#### [TASK OBJECTIVE]
Pick out every line of the entries below where "color" occurs, and copy those lines.

#### [Figure contents as structured data]
━━━

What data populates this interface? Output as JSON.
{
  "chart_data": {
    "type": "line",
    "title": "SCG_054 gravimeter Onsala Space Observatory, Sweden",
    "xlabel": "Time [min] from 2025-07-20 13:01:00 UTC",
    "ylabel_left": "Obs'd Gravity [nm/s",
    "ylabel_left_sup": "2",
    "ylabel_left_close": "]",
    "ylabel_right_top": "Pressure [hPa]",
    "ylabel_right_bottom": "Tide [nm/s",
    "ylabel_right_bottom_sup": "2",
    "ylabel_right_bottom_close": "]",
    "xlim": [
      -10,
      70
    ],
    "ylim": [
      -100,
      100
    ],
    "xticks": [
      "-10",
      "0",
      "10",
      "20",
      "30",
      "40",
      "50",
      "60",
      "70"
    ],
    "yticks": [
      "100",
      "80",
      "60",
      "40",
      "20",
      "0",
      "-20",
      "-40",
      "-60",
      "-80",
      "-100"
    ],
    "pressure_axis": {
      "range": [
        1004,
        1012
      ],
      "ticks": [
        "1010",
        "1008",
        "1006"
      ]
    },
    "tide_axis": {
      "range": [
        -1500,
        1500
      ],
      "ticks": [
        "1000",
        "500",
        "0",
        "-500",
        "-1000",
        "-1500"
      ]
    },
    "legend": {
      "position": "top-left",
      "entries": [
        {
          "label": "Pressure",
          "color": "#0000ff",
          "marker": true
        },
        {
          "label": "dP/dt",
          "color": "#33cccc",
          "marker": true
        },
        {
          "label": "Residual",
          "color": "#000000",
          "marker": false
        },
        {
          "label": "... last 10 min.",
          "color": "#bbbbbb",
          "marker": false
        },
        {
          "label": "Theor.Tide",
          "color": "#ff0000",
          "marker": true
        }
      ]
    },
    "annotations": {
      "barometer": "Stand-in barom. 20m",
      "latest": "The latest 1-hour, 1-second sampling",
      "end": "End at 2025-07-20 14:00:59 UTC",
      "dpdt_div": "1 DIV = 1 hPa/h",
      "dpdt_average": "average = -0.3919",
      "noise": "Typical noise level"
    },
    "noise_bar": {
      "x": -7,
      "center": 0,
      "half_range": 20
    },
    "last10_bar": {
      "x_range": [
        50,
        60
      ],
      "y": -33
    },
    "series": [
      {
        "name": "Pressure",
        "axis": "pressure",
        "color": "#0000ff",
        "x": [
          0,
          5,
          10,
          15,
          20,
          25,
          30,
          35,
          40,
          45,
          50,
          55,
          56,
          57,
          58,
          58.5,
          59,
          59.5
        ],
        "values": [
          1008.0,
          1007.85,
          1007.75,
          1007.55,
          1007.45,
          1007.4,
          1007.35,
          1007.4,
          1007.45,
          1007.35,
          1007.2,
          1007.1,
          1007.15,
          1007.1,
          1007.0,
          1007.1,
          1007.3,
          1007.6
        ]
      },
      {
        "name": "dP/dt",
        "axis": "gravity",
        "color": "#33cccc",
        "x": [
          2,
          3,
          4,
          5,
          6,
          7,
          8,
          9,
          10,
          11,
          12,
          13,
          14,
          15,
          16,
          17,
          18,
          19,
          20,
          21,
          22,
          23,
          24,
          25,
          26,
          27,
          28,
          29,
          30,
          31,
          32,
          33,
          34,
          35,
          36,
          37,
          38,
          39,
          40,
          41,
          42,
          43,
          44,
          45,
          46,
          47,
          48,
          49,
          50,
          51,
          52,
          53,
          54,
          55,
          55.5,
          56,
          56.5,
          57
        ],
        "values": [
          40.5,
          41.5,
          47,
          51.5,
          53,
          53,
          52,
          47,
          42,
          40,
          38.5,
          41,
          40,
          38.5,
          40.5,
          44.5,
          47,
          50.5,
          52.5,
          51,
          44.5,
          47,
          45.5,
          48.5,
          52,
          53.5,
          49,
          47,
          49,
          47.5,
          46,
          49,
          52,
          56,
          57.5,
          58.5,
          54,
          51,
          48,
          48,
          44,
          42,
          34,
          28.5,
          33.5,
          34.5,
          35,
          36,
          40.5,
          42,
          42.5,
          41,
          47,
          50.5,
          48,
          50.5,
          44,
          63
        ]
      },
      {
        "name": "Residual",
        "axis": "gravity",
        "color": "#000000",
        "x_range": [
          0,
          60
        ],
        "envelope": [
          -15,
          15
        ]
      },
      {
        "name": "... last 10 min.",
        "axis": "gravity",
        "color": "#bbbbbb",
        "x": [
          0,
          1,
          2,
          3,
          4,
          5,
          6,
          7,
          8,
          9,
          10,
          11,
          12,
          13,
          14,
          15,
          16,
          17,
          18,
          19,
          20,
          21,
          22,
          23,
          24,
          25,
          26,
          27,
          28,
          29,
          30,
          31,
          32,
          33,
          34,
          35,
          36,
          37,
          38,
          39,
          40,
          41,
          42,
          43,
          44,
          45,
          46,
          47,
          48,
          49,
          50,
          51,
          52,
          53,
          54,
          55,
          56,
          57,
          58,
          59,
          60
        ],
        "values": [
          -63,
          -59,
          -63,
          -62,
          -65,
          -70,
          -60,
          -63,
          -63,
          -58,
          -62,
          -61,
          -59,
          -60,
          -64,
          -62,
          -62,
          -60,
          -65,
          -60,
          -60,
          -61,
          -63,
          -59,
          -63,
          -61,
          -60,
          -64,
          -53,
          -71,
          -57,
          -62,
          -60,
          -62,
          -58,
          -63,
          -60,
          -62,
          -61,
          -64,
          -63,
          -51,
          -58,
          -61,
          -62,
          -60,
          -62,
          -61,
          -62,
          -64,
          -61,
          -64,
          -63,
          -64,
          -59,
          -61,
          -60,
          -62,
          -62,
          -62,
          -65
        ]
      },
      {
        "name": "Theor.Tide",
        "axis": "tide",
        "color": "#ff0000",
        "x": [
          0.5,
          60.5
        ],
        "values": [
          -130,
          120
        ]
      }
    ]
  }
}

━━━

#### [OUTPUT OF THE TASK]
          "color": "#0000ff",
          "color": "#33cccc",
          "color": "#000000",
          "color": "#bbbbbb",
          "color": "#ff0000",
        "color": "#0000ff",
        "color": "#33cccc",
        "color": "#000000",
        "color": "#bbbbbb",
        "color": "#ff0000",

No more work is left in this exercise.